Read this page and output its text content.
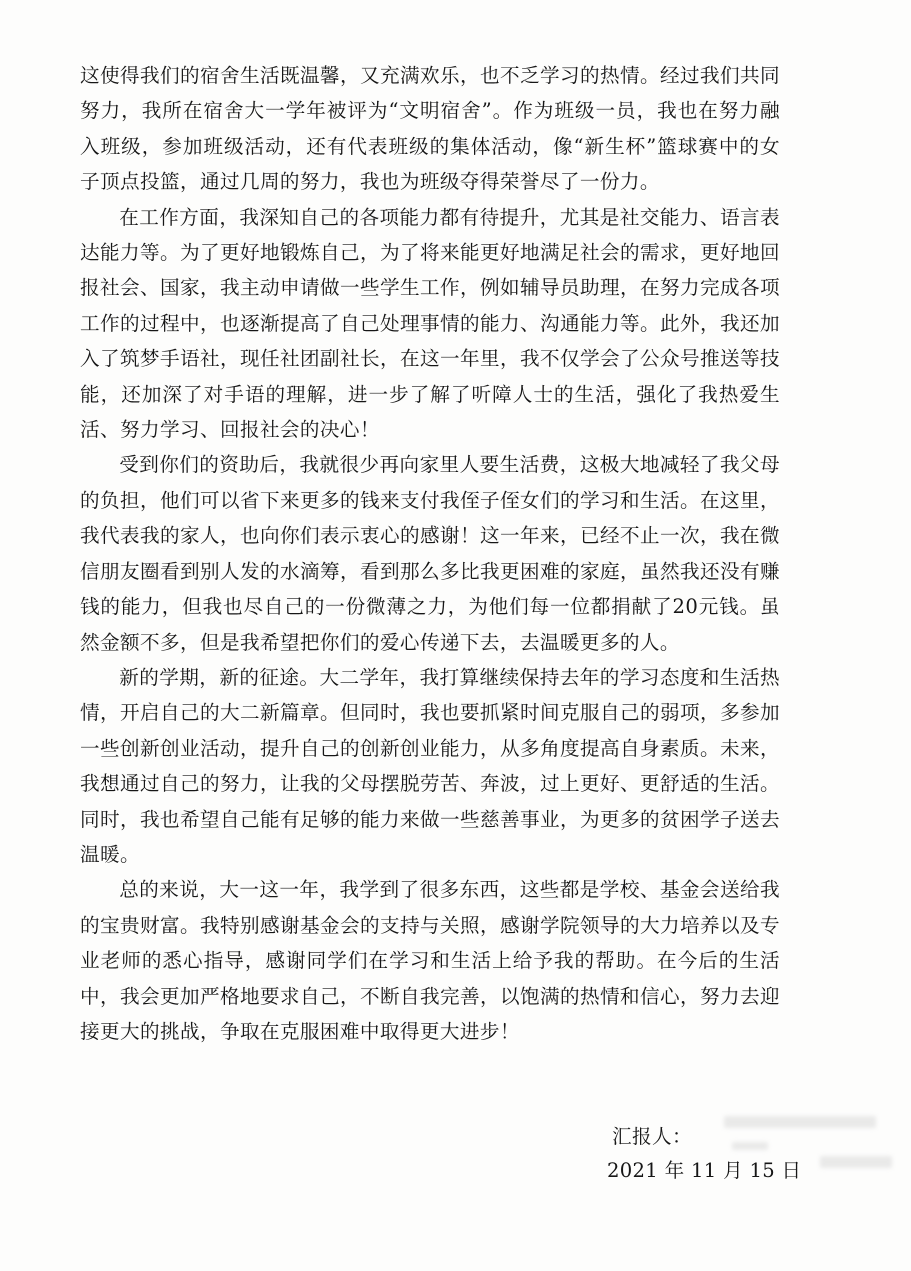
这使得我们的宿舍生活既温馨，又充满欢乐，也不乏学习的热情。经过我们共同努力，我所在宿舍大一学年被评为“文明宿舍”。作为班级一员，我也在努力融入班级，参加班级活动，还有代表班级的集体活动，像“新生杯”篮球赛中的女子顶点投篮，通过几周的努力，我也为班级夺得荣誉尽了一份力。

在工作方面，我深知自己的各项能力都有待提升，尤其是社交能力、语言表达能力等。为了更好地锻炼自己，为了将来能更好地满足社会的需求，更好地回报社会、国家，我主动申请做一些学生工作，例如辅导员助理，在努力完成各项工作的过程中，也逐渐提高了自己处理事情的能力、沟通能力等。此外，我还加入了筑梦手语社，现任社团副社长，在这一年里，我不仅学会了公众号推送等技能，还加深了对手语的理解，进一步了解了听障人士的生活，强化了我热爱生活、努力学习、回报社会的决心！

受到你们的资助后，我就很少再向家里人要生活费，这极大地减轻了我父母的负担，他们可以省下来更多的钱来支付我侄子侄女们的学习和生活。在这里，我代表我的家人，也向你们表示衷心的感谢！这一年来，已经不止一次，我在微信朋友圈看到别人发的水滴筹，看到那么多比我更困难的家庭，虽然我还没有赚钱的能力，但我也尽自己的一份微薄之力，为他们每一位都捐献了20元钱。虽然金额不多，但是我希望把你们的爱心传递下去，去温暖更多的人。

新的学期，新的征途。大二学年，我打算继续保持去年的学习态度和生活热情，开启自己的大二新篇章。但同时，我也要抓紧时间克服自己的弱项，多参加一些创新创业活动，提升自己的创新创业能力，从多角度提高自身素质。未来，我想通过自己的努力，让我的父母摆脱劳苦、奔波，过上更好、更舒适的生活。同时，我也希望自己能有足够的能力来做一些慈善事业，为更多的贫困学子送去温暖。

总的来说，大一这一年，我学到了很多东西，这些都是学校、基金会送给我的宝贵财富。我特别感谢基金会的支持与关照，感谢学院领导的大力培养以及专业老师的悉心指导，感谢同学们在学习和生活上给予我的帮助。在今后的生活中，我会更加严格地要求自己，不断自我完善，以饱满的热情和信心，努力去迎接更大的挑战，争取在克服困难中取得更大进步！

汇报人：
2021 年 11 月 15 日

________________

Exercise goal: Give every line above again exactly, with no pictures.

The response:
Read this page and output its text content.
这使得我们的宿舍生活既温馨，又充满欢乐，也不乏学习的热情。经过我们共同努力，我所在宿舍大一学年被评为“文明宿舍”。作为班级一员，我也在努力融入班级，参加班级活动，还有代表班级的集体活动，像“新生杯”篮球赛中的女子顶点投篮，通过几周的努力，我也为班级夺得荣誉尽了一份力。

在工作方面，我深知自己的各项能力都有待提升，尤其是社交能力、语言表达能力等。为了更好地锻炼自己，为了将来能更好地满足社会的需求，更好地回报社会、国家，我主动申请做一些学生工作，例如辅导员助理，在努力完成各项工作的过程中，也逐渐提高了自己处理事情的能力、沟通能力等。此外，我还加入了筑梦手语社，现任社团副社长，在这一年里，我不仅学会了公众号推送等技能，还加深了对手语的理解，进一步了解了听障人士的生活，强化了我热爱生活、努力学习、回报社会的决心！

受到你们的资助后，我就很少再向家里人要生活费，这极大地减轻了我父母的负担，他们可以省下来更多的钱来支付我侄子侄女们的学习和生活。在这里，我代表我的家人，也向你们表示衷心的感谢！这一年来，已经不止一次，我在微信朋友圈看到别人发的水滴筹，看到那么多比我更困难的家庭，虽然我还没有赚钱的能力，但我也尽自己的一份微薄之力，为他们每一位都捐献了20元钱。虽然金额不多，但是我希望把你们的爱心传递下去，去温暖更多的人。

新的学期，新的征途。大二学年，我打算继续保持去年的学习态度和生活热情，开启自己的大二新篇章。但同时，我也要抓紧时间克服自己的弱项，多参加一些创新创业活动，提升自己的创新创业能力，从多角度提高自身素质。未来，我想通过自己的努力，让我的父母摆脱劳苦、奔波，过上更好、更舒适的生活。同时，我也希望自己能有足够的能力来做一些慈善事业，为更多的贫困学子送去温暖。

总的来说，大一这一年，我学到了很多东西，这些都是学校、基金会送给我的宝贵财富。我特别感谢基金会的支持与关照，感谢学院领导的大力培养以及专业老师的悉心指导，感谢同学们在学习和生活上给予我的帮助。在今后的生活中，我会更加严格地要求自己，不断自我完善，以饱满的热情和信心，努力去迎接更大的挑战，争取在克服困难中取得更大进步！

汇报人：
2021 年 11 月 15 日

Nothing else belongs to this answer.